(Collection entries)

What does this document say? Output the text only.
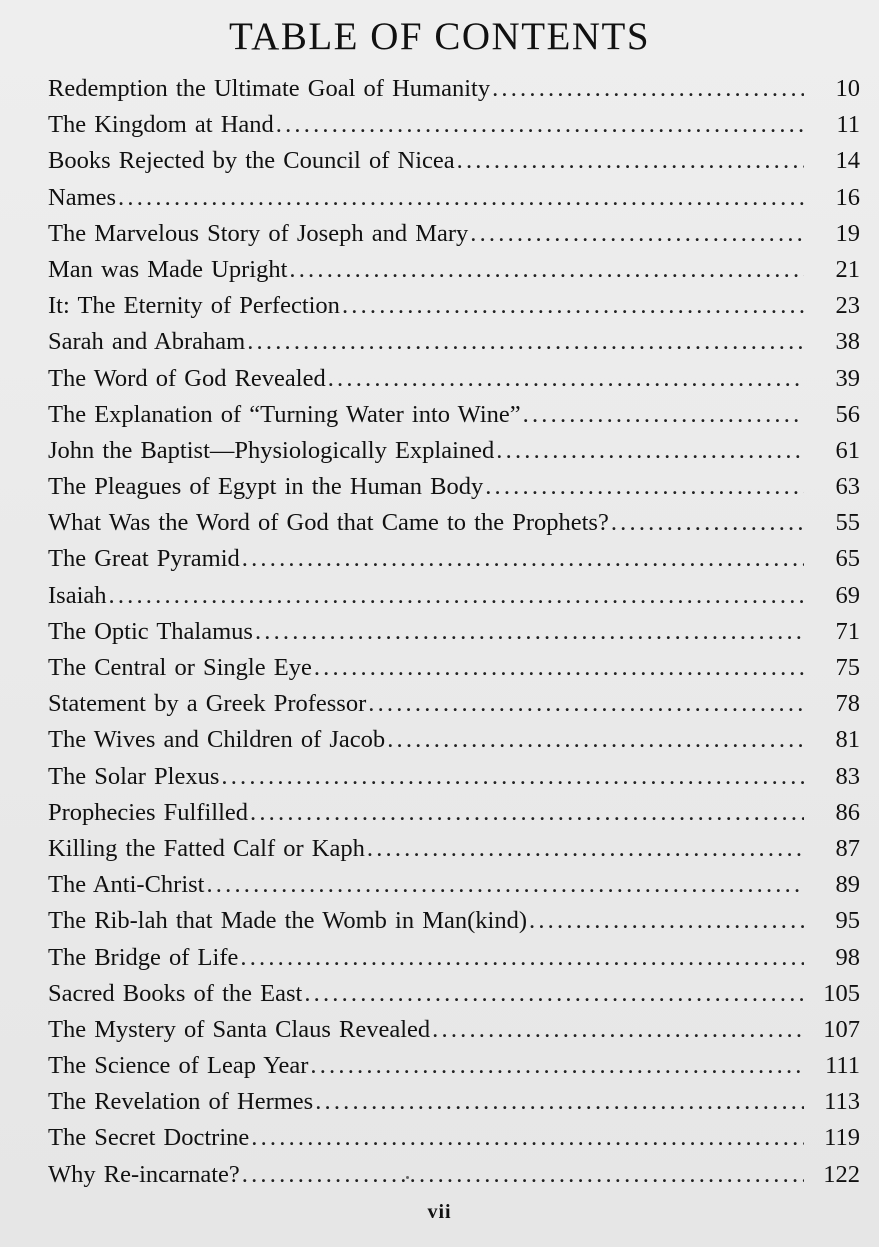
TABLE OF CONTENTS
Redemption the Ultimate Goal of Humanity .....	10
The Kingdom at Hand .....	11
Books Rejected by the Council of Nicea .....	14
Names .....	16
The Marvelous Story of Joseph and Mary .....	19
Man was Made Upright .....	21
It: The Eternity of Perfection .....	23
Sarah and Abraham .....	38
The Word of God Revealed .....	39
The Explanation of “Turning Water into Wine” .....	56
John the Baptist—Physiologically Explained .....	61
The Pleagues of Egypt in the Human Body .....	63
What Was the Word of God that Came to the Prophets? .....	55
The Great Pyramid .....	65
Isaiah .....	69
The Optic Thalamus .....	71
The Central or Single Eye .....	75
Statement by a Greek Professor .....	78
The Wives and Children of Jacob .....	81
The Solar Plexus .....	83
Prophecies Fulfilled .....	86
Killing the Fatted Calf or Kaph .....	87
The Anti-Christ .....	89
The Rib-lah that Made the Womb in Man(kind) .....	95
The Bridge of Life .....	98
Sacred Books of the East .....	105
The Mystery of Santa Claus Revealed .....	107
The Science of Leap Year .....	111
The Revelation of Hermes .....	113
The Secret Doctrine .....	119
Why Re-incarnate? .....	122
vii
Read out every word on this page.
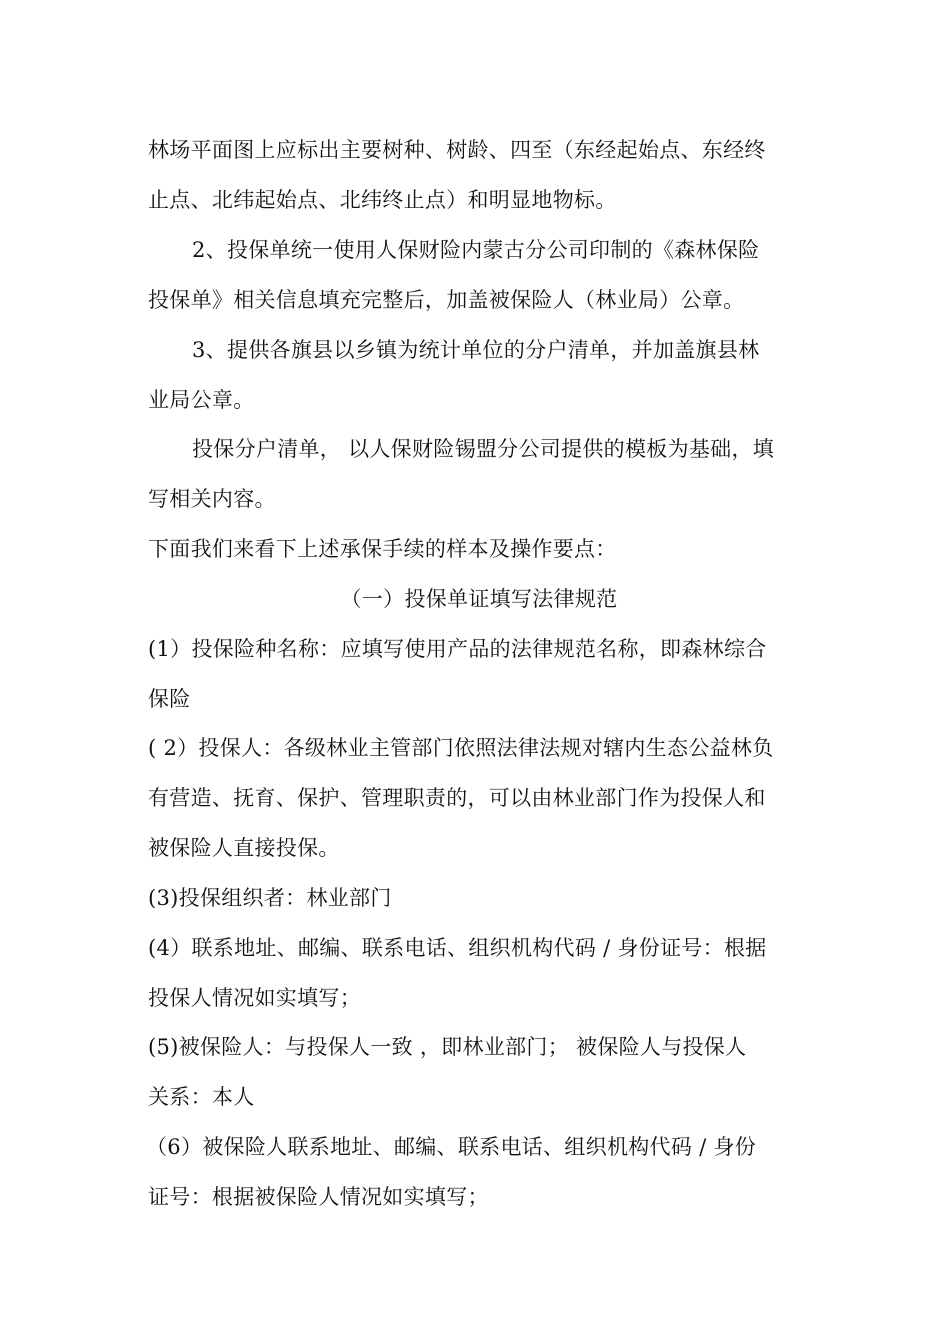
林场平面图上应标出主要树种、树龄、四至（东经起始点、东经终
止点、北纬起始点、北纬终止点）和明显地物标。
2、投保单统一使用人保财险内蒙古分公司印制的《森林保险
投保单》相关信息填充完整后，加盖被保险人（林业局）公章。
3、提供各旗县以乡镇为统计单位的分户清单，并加盖旗县林
业局公章。
投保分户清单， 以人保财险锡盟分公司提供的模板为基础，填
写相关内容。
下面我们来看下上述承保手续的样本及操作要点：
（一）投保单证填写法律规范
(1）投保险种名称：应填写使用产品的法律规范名称，即森林综合
保险
( 2）投保人：各级林业主管部门依照法律法规对辖内生态公益林负
有营造、抚育、保护、管理职责的，可以由林业部门作为投保人和
被保险人直接投保。
(3)投保组织者：林业部门
(4）联系地址、邮编、联系电话、组织机构代码 / 身份证号：根据
投保人情况如实填写；
(5)被保险人：与投保人一致 ，即林业部门； 被保险人与投保人
关系：本人
（6）被保险人联系地址、邮编、联系电话、组织机构代码 / 身份
证号：根据被保险人情况如实填写；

• **Written exercise**: Go to the line containing "Read out every word on this page.", then write out word for word every line from there to the end of the listing. Keep both end lines and drop the pictures.

• **Answer to the task**:
Read out every word on this page.
林场平面图上应标出主要树种、树龄、四至（东经起始点、东经终
止点、北纬起始点、北纬终止点）和明显地物标。
2、投保单统一使用人保财险内蒙古分公司印制的《森林保险
投保单》相关信息填充完整后，加盖被保险人（林业局）公章。
3、提供各旗县以乡镇为统计单位的分户清单，并加盖旗县林
业局公章。
投保分户清单， 以人保财险锡盟分公司提供的模板为基础，填
写相关内容。
下面我们来看下上述承保手续的样本及操作要点：
（一）投保单证填写法律规范
(1）投保险种名称：应填写使用产品的法律规范名称，即森林综合
保险
( 2）投保人：各级林业主管部门依照法律法规对辖内生态公益林负
有营造、抚育、保护、管理职责的，可以由林业部门作为投保人和
被保险人直接投保。
(3)投保组织者：林业部门
(4）联系地址、邮编、联系电话、组织机构代码 / 身份证号：根据
投保人情况如实填写；
(5)被保险人：与投保人一致 ，即林业部门； 被保险人与投保人
关系：本人
（6）被保险人联系地址、邮编、联系电话、组织机构代码 / 身份
证号：根据被保险人情况如实填写；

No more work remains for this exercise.